● **What is asked**:
Transcribe the data in full and exactly, omitting any pictures.

— Start —

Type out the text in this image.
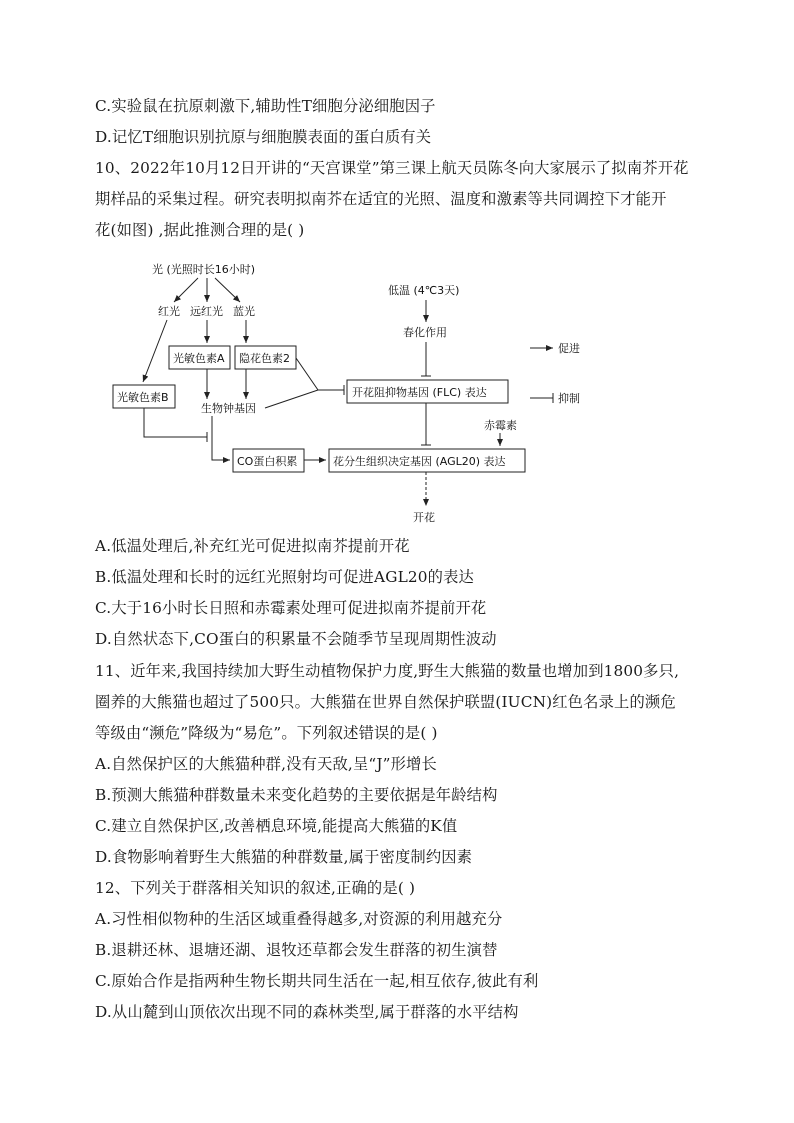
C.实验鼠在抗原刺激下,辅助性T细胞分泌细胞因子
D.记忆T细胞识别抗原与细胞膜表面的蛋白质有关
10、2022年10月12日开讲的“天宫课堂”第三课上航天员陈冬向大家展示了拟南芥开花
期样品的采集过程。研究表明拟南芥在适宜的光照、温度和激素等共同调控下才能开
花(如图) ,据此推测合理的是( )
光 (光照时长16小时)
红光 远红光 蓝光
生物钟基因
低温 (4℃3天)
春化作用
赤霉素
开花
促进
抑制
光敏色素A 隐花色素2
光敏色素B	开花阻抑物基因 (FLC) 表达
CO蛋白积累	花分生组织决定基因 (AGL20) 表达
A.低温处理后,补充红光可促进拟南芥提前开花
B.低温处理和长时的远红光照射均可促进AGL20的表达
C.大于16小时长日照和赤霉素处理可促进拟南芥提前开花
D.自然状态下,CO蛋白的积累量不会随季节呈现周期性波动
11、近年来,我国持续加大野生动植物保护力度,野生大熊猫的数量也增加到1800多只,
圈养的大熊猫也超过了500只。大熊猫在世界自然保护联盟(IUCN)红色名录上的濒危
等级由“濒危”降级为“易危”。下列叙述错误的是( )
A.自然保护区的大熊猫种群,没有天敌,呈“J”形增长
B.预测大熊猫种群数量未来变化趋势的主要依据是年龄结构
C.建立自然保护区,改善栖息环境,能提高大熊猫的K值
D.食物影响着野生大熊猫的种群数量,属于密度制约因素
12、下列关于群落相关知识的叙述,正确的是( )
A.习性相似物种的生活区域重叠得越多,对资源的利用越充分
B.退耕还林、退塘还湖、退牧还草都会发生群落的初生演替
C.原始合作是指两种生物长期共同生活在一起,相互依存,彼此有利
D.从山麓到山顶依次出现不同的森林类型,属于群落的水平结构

— End —

● **Task response**:
Type out the text in this image.
C.实验鼠在抗原刺激下,辅助性T细胞分泌细胞因子
D.记忆T细胞识别抗原与细胞膜表面的蛋白质有关
10、2022年10月12日开讲的“天宫课堂”第三课上航天员陈冬向大家展示了拟南芥开花
期样品的采集过程。研究表明拟南芥在适宜的光照、温度和激素等共同调控下才能开
花(如图) ,据此推测合理的是( )
光 (光照时长16小时)
红光 远红光 蓝光
生物钟基因
低温 (4℃3天)
春化作用
赤霉素
开花
促进
抑制
光敏色素A 隐花色素2
光敏色素B	开花阻抑物基因 (FLC) 表达
CO蛋白积累	花分生组织决定基因 (AGL20) 表达
A.低温处理后,补充红光可促进拟南芥提前开花
B.低温处理和长时的远红光照射均可促进AGL20的表达
C.大于16小时长日照和赤霉素处理可促进拟南芥提前开花
D.自然状态下,CO蛋白的积累量不会随季节呈现周期性波动
11、近年来,我国持续加大野生动植物保护力度,野生大熊猫的数量也增加到1800多只,
圈养的大熊猫也超过了500只。大熊猫在世界自然保护联盟(IUCN)红色名录上的濒危
等级由“濒危”降级为“易危”。下列叙述错误的是( )
A.自然保护区的大熊猫种群,没有天敌,呈“J”形增长
B.预测大熊猫种群数量未来变化趋势的主要依据是年龄结构
C.建立自然保护区,改善栖息环境,能提高大熊猫的K值
D.食物影响着野生大熊猫的种群数量,属于密度制约因素
12、下列关于群落相关知识的叙述,正确的是( )
A.习性相似物种的生活区域重叠得越多,对资源的利用越充分
B.退耕还林、退塘还湖、退牧还草都会发生群落的初生演替
C.原始合作是指两种生物长期共同生活在一起,相互依存,彼此有利
D.从山麓到山顶依次出现不同的森林类型,属于群落的水平结构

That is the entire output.